§ **EXERCISE OBJECTIVE**
Go through the entries below and pick out every line with "icon".
— Start STORED DATA —
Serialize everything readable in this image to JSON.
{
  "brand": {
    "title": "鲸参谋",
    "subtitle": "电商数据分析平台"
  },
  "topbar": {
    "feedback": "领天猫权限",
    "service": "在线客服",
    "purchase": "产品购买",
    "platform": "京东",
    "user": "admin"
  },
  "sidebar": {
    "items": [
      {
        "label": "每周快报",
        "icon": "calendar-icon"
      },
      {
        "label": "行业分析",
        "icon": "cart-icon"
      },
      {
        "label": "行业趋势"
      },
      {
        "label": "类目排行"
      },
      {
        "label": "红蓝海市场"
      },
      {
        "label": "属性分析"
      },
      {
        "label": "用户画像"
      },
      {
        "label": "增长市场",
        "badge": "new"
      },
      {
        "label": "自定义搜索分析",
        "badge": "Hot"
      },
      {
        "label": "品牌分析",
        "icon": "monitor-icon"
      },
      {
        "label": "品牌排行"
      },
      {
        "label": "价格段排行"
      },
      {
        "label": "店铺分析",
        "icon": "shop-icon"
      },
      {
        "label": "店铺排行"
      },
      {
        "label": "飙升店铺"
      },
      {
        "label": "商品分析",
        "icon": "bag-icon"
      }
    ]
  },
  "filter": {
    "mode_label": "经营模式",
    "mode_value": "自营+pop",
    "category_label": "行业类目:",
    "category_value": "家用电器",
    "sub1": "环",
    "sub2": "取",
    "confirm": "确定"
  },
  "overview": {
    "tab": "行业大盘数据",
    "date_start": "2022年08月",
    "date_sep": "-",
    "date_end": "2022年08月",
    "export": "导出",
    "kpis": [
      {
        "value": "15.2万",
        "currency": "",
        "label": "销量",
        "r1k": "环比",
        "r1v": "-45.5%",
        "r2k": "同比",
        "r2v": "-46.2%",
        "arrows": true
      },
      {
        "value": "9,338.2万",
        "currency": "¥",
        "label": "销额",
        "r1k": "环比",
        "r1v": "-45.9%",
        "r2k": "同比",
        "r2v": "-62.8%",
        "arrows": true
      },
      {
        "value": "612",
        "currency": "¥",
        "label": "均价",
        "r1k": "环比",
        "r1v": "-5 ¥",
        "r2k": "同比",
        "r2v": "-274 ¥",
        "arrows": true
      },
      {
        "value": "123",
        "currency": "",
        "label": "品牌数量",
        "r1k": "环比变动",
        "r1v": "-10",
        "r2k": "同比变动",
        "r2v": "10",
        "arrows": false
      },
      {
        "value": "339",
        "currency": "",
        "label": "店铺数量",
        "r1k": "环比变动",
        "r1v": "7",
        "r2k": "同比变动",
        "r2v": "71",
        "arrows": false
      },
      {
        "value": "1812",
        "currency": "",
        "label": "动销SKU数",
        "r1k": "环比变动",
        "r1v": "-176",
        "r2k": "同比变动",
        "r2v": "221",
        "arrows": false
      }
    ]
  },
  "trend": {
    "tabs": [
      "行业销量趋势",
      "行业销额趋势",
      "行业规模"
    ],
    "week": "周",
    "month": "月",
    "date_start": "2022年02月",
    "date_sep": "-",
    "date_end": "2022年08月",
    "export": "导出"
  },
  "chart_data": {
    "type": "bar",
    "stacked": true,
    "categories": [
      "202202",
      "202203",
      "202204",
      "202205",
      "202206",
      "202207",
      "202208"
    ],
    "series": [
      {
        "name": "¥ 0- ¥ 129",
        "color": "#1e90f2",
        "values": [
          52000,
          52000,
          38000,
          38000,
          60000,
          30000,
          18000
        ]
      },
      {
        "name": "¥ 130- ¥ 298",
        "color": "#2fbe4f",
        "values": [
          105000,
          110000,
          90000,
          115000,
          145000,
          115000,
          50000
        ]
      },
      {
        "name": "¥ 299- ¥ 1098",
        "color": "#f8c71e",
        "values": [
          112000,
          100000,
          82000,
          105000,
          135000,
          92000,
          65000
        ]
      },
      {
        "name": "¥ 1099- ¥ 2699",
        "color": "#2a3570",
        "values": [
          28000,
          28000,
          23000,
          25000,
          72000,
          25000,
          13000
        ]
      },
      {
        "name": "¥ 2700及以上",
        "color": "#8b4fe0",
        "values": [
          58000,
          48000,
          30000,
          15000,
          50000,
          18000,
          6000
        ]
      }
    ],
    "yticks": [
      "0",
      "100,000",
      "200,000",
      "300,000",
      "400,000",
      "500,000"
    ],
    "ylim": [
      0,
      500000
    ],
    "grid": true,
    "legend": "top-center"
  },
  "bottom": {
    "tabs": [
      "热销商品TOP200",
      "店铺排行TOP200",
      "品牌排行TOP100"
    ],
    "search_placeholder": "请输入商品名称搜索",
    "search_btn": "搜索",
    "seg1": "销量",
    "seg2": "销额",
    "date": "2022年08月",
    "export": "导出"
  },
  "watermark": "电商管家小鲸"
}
— End STORED DATA —
§ **RESULT**
        "icon": "calendar-icon"
        "icon": "cart-icon"
        "icon": "monitor-icon"
        "icon": "shop-icon"
        "icon": "bag-icon"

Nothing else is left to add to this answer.